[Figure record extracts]
□ □ □ □ □ □ □

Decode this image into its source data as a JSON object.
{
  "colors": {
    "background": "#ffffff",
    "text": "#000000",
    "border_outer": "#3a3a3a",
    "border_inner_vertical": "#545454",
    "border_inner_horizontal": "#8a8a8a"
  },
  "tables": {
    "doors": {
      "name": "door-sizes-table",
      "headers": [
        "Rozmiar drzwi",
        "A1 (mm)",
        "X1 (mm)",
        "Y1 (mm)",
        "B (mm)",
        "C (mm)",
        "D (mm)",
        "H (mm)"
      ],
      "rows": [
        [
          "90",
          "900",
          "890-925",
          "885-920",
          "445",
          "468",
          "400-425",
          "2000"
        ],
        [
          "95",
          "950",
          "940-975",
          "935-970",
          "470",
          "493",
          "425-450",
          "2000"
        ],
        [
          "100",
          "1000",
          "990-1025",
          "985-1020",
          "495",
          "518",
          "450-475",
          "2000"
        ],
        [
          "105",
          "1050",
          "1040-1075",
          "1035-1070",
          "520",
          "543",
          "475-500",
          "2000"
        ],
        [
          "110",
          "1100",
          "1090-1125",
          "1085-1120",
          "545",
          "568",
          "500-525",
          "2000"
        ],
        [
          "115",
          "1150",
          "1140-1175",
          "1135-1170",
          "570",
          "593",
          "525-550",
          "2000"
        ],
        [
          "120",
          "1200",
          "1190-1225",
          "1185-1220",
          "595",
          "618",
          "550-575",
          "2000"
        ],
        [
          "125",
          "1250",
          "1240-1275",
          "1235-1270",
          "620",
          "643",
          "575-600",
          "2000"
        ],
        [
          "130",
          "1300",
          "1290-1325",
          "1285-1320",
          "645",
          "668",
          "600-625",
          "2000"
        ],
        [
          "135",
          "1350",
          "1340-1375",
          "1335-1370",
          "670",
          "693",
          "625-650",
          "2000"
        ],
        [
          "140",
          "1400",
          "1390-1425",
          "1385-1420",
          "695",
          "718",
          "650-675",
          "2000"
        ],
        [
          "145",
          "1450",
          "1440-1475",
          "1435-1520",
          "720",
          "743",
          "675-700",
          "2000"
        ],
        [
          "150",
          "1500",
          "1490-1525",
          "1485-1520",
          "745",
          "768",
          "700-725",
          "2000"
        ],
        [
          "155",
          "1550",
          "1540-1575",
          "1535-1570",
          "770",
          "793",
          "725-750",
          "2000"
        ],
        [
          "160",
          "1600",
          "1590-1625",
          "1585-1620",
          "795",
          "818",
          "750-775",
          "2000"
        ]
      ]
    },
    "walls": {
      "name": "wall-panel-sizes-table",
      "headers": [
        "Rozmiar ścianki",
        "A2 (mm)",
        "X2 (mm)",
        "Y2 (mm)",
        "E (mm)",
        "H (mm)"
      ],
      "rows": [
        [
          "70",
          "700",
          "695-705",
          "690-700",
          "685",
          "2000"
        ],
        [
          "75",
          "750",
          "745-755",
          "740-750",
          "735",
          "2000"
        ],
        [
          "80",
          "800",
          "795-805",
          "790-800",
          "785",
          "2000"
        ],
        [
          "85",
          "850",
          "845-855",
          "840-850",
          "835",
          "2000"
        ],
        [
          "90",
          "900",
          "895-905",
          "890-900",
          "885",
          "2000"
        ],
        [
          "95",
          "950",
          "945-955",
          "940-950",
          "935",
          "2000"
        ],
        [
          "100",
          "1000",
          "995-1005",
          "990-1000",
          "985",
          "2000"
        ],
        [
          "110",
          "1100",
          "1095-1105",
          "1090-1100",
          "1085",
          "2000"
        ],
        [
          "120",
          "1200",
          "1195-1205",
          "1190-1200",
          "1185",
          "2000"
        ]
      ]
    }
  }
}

□ □ □ □ □ □ □

**THE EXERCISE**
Print every entry exactly as it appears.

**SOLVED PROBLEM**
Decode this image into its source data as a JSON object.
{
  "colors": {
    "background": "#ffffff",
    "text": "#000000",
    "border_outer": "#3a3a3a",
    "border_inner_vertical": "#545454",
    "border_inner_horizontal": "#8a8a8a"
  },
  "tables": {
    "doors": {
      "name": "door-sizes-table",
      "headers": [
        "Rozmiar drzwi",
        "A1 (mm)",
        "X1 (mm)",
        "Y1 (mm)",
        "B (mm)",
        "C (mm)",
        "D (mm)",
        "H (mm)"
      ],
      "rows": [
        [
          "90",
          "900",
          "890-925",
          "885-920",
          "445",
          "468",
          "400-425",
          "2000"
        ],
        [
          "95",
          "950",
          "940-975",
          "935-970",
          "470",
          "493",
          "425-450",
          "2000"
        ],
        [
          "100",
          "1000",
          "990-1025",
          "985-1020",
          "495",
          "518",
          "450-475",
          "2000"
        ],
        [
          "105",
          "1050",
          "1040-1075",
          "1035-1070",
          "520",
          "543",
          "475-500",
          "2000"
        ],
        [
          "110",
          "1100",
          "1090-1125",
          "1085-1120",
          "545",
          "568",
          "500-525",
          "2000"
        ],
        [
          "115",
          "1150",
          "1140-1175",
          "1135-1170",
          "570",
          "593",
          "525-550",
          "2000"
        ],
        [
          "120",
          "1200",
          "1190-1225",
          "1185-1220",
          "595",
          "618",
          "550-575",
          "2000"
        ],
        [
          "125",
          "1250",
          "1240-1275",
          "1235-1270",
          "620",
          "643",
          "575-600",
          "2000"
        ],
        [
          "130",
          "1300",
          "1290-1325",
          "1285-1320",
          "645",
          "668",
          "600-625",
          "2000"
        ],
        [
          "135",
          "1350",
          "1340-1375",
          "1335-1370",
          "670",
          "693",
          "625-650",
          "2000"
        ],
        [
          "140",
          "1400",
          "1390-1425",
          "1385-1420",
          "695",
          "718",
          "650-675",
          "2000"
        ],
        [
          "145",
          "1450",
          "1440-1475",
          "1435-1520",
          "720",
          "743",
          "675-700",
          "2000"
        ],
        [
          "150",
          "1500",
          "1490-1525",
          "1485-1520",
          "745",
          "768",
          "700-725",
          "2000"
        ],
        [
          "155",
          "1550",
          "1540-1575",
          "1535-1570",
          "770",
          "793",
          "725-750",
          "2000"
        ],
        [
          "160",
          "1600",
          "1590-1625",
          "1585-1620",
          "795",
          "818",
          "750-775",
          "2000"
        ]
      ]
    },
    "walls": {
      "name": "wall-panel-sizes-table",
      "headers": [
        "Rozmiar ścianki",
        "A2 (mm)",
        "X2 (mm)",
        "Y2 (mm)",
        "E (mm)",
        "H (mm)"
      ],
      "rows": [
        [
          "70",
          "700",
          "695-705",
          "690-700",
          "685",
          "2000"
        ],
        [
          "75",
          "750",
          "745-755",
          "740-750",
          "735",
          "2000"
        ],
        [
          "80",
          "800",
          "795-805",
          "790-800",
          "785",
          "2000"
        ],
        [
          "85",
          "850",
          "845-855",
          "840-850",
          "835",
          "2000"
        ],
        [
          "90",
          "900",
          "895-905",
          "890-900",
          "885",
          "2000"
        ],
        [
          "95",
          "950",
          "945-955",
          "940-950",
          "935",
          "2000"
        ],
        [
          "100",
          "1000",
          "995-1005",
          "990-1000",
          "985",
          "2000"
        ],
        [
          "110",
          "1100",
          "1095-1105",
          "1090-1100",
          "1085",
          "2000"
        ],
        [
          "120",
          "1200",
          "1195-1205",
          "1190-1200",
          "1185",
          "2000"
        ]
      ]
    }
  }
}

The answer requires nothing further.